Begin Data entries
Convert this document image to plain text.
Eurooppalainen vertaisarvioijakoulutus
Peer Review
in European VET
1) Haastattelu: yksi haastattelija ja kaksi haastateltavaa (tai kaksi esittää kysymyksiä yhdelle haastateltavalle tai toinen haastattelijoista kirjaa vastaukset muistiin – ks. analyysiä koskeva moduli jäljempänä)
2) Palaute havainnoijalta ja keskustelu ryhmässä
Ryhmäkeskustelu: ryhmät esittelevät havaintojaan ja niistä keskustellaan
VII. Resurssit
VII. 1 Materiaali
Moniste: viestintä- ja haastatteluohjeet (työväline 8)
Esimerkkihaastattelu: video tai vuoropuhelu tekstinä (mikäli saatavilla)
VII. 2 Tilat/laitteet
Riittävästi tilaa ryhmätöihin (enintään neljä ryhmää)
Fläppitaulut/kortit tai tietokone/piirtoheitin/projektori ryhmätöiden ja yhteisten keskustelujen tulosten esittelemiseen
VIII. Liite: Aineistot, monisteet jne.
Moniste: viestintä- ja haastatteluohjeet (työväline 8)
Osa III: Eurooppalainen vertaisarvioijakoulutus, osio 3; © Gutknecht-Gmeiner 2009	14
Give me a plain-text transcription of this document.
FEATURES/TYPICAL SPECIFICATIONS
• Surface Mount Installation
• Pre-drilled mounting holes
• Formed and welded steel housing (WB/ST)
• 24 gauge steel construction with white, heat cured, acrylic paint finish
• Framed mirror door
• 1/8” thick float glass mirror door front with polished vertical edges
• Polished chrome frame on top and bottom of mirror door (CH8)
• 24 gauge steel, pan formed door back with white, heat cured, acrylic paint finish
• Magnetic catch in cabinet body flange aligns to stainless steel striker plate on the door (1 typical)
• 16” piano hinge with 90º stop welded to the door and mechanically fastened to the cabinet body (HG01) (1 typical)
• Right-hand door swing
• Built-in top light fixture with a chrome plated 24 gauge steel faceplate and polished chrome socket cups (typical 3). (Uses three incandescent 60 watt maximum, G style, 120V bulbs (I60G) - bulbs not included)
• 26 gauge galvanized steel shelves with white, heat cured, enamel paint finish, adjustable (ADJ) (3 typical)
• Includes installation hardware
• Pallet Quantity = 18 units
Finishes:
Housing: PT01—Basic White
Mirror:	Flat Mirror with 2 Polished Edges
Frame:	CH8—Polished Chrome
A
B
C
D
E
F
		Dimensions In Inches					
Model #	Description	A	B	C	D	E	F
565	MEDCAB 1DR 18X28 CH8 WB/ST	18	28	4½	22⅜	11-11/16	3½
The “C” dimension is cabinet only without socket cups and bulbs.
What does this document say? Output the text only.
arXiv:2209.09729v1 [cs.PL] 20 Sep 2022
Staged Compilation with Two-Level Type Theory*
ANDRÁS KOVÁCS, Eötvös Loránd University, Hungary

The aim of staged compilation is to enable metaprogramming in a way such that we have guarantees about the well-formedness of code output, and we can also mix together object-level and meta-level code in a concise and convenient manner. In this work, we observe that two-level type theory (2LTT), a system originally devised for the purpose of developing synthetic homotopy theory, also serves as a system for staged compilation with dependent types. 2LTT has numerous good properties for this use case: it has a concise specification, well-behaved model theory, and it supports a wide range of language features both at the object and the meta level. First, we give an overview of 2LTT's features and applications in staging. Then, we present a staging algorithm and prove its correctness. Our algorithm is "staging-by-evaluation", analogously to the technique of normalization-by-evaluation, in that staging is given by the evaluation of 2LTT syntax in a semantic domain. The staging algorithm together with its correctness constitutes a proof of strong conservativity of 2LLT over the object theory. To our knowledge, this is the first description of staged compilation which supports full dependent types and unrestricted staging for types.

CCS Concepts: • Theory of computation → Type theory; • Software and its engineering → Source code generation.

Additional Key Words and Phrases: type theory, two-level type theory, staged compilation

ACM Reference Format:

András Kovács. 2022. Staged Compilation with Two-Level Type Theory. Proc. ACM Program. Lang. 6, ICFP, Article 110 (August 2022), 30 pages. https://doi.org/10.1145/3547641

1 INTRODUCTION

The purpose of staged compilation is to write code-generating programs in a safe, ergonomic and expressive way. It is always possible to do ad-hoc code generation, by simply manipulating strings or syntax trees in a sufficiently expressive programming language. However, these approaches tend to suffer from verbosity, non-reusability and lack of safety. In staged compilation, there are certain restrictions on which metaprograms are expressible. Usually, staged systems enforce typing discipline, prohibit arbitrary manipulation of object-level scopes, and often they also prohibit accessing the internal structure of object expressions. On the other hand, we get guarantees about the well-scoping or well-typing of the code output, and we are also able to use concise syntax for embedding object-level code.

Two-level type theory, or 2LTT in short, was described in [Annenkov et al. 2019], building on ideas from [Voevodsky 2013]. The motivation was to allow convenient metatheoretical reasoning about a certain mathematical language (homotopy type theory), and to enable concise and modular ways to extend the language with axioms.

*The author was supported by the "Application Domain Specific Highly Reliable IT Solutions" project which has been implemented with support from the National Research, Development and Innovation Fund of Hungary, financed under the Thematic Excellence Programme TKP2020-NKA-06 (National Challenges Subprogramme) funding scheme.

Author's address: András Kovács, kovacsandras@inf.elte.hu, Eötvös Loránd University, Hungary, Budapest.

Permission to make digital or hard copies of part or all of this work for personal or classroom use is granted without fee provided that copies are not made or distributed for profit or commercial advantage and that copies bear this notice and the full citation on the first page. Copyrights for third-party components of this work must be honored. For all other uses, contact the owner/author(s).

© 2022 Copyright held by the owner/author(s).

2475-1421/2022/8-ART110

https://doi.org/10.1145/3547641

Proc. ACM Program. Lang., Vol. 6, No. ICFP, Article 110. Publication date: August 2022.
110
End Data entries
**Exercise**
Print all of the entries again, exactly as written.

**Solution to the problem**
Convert this document image to plain text.
Eurooppalainen vertaisarvioijakoulutus
Peer Review
in European VET
1) Haastattelu: yksi haastattelija ja kaksi haastateltavaa (tai kaksi esittää kysymyksiä yhdelle haastateltavalle tai toinen haastattelijoista kirjaa vastaukset muistiin – ks. analyysiä koskeva moduli jäljempänä)
2) Palaute havainnoijalta ja keskustelu ryhmässä
Ryhmäkeskustelu: ryhmät esittelevät havaintojaan ja niistä keskustellaan
VII. Resurssit
VII. 1 Materiaali
Moniste: viestintä- ja haastatteluohjeet (työväline 8)
Esimerkkihaastattelu: video tai vuoropuhelu tekstinä (mikäli saatavilla)
VII. 2 Tilat/laitteet
Riittävästi tilaa ryhmätöihin (enintään neljä ryhmää)
Fläppitaulut/kortit tai tietokone/piirtoheitin/projektori ryhmätöiden ja yhteisten keskustelujen tulosten esittelemiseen
VIII. Liite: Aineistot, monisteet jne.
Moniste: viestintä- ja haastatteluohjeet (työväline 8)
Osa III: Eurooppalainen vertaisarvioijakoulutus, osio 3; © Gutknecht-Gmeiner 2009	14
Give me a plain-text transcription of this document.
FEATURES/TYPICAL SPECIFICATIONS
• Surface Mount Installation
• Pre-drilled mounting holes
• Formed and welded steel housing (WB/ST)
• 24 gauge steel construction with white, heat cured, acrylic paint finish
• Framed mirror door
• 1/8” thick float glass mirror door front with polished vertical edges
• Polished chrome frame on top and bottom of mirror door (CH8)
• 24 gauge steel, pan formed door back with white, heat cured, acrylic paint finish
• Magnetic catch in cabinet body flange aligns to stainless steel striker plate on the door (1 typical)
• 16” piano hinge with 90º stop welded to the door and mechanically fastened to the cabinet body (HG01) (1 typical)
• Right-hand door swing
• Built-in top light fixture with a chrome plated 24 gauge steel faceplate and polished chrome socket cups (typical 3). (Uses three incandescent 60 watt maximum, G style, 120V bulbs (I60G) - bulbs not included)
• 26 gauge galvanized steel shelves with white, heat cured, enamel paint finish, adjustable (ADJ) (3 typical)
• Includes installation hardware
• Pallet Quantity = 18 units
Finishes:
Housing: PT01—Basic White
Mirror:	Flat Mirror with 2 Polished Edges
Frame:	CH8—Polished Chrome
A
B
C
D
E
F
		Dimensions In Inches					
Model #	Description	A	B	C	D	E	F
565	MEDCAB 1DR 18X28 CH8 WB/ST	18	28	4½	22⅜	11-11/16	3½
The “C” dimension is cabinet only without socket cups and bulbs.
What does this document say? Output the text only.
arXiv:2209.09729v1 [cs.PL] 20 Sep 2022
Staged Compilation with Two-Level Type Theory*
ANDRÁS KOVÁCS, Eötvös Loránd University, Hungary

The aim of staged compilation is to enable metaprogramming in a way such that we have guarantees about the well-formedness of code output, and we can also mix together object-level and meta-level code in a concise and convenient manner. In this work, we observe that two-level type theory (2LTT), a system originally devised for the purpose of developing synthetic homotopy theory, also serves as a system for staged compilation with dependent types. 2LTT has numerous good properties for this use case: it has a concise specification, well-behaved model theory, and it supports a wide range of language features both at the object and the meta level. First, we give an overview of 2LTT's features and applications in staging. Then, we present a staging algorithm and prove its correctness. Our algorithm is "staging-by-evaluation", analogously to the technique of normalization-by-evaluation, in that staging is given by the evaluation of 2LTT syntax in a semantic domain. The staging algorithm together with its correctness constitutes a proof of strong conservativity of 2LLT over the object theory. To our knowledge, this is the first description of staged compilation which supports full dependent types and unrestricted staging for types.

CCS Concepts: • Theory of computation → Type theory; • Software and its engineering → Source code generation.

Additional Key Words and Phrases: type theory, two-level type theory, staged compilation

ACM Reference Format:

András Kovács. 2022. Staged Compilation with Two-Level Type Theory. Proc. ACM Program. Lang. 6, ICFP, Article 110 (August 2022), 30 pages. https://doi.org/10.1145/3547641

1 INTRODUCTION

The purpose of staged compilation is to write code-generating programs in a safe, ergonomic and expressive way. It is always possible to do ad-hoc code generation, by simply manipulating strings or syntax trees in a sufficiently expressive programming language. However, these approaches tend to suffer from verbosity, non-reusability and lack of safety. In staged compilation, there are certain restrictions on which metaprograms are expressible. Usually, staged systems enforce typing discipline, prohibit arbitrary manipulation of object-level scopes, and often they also prohibit accessing the internal structure of object expressions. On the other hand, we get guarantees about the well-scoping or well-typing of the code output, and we are also able to use concise syntax for embedding object-level code.

Two-level type theory, or 2LTT in short, was described in [Annenkov et al. 2019], building on ideas from [Voevodsky 2013]. The motivation was to allow convenient metatheoretical reasoning about a certain mathematical language (homotopy type theory), and to enable concise and modular ways to extend the language with axioms.

*The author was supported by the "Application Domain Specific Highly Reliable IT Solutions" project which has been implemented with support from the National Research, Development and Innovation Fund of Hungary, financed under the Thematic Excellence Programme TKP2020-NKA-06 (National Challenges Subprogramme) funding scheme.

Author's address: András Kovács, kovacsandras@inf.elte.hu, Eötvös Loránd University, Hungary, Budapest.

Permission to make digital or hard copies of part or all of this work for personal or classroom use is granted without fee provided that copies are not made or distributed for profit or commercial advantage and that copies bear this notice and the full citation on the first page. Copyrights for third-party components of this work must be honored. For all other uses, contact the owner/author(s).

© 2022 Copyright held by the owner/author(s).

2475-1421/2022/8-ART110

https://doi.org/10.1145/3547641

Proc. ACM Program. Lang., Vol. 6, No. ICFP, Article 110. Publication date: August 2022.
110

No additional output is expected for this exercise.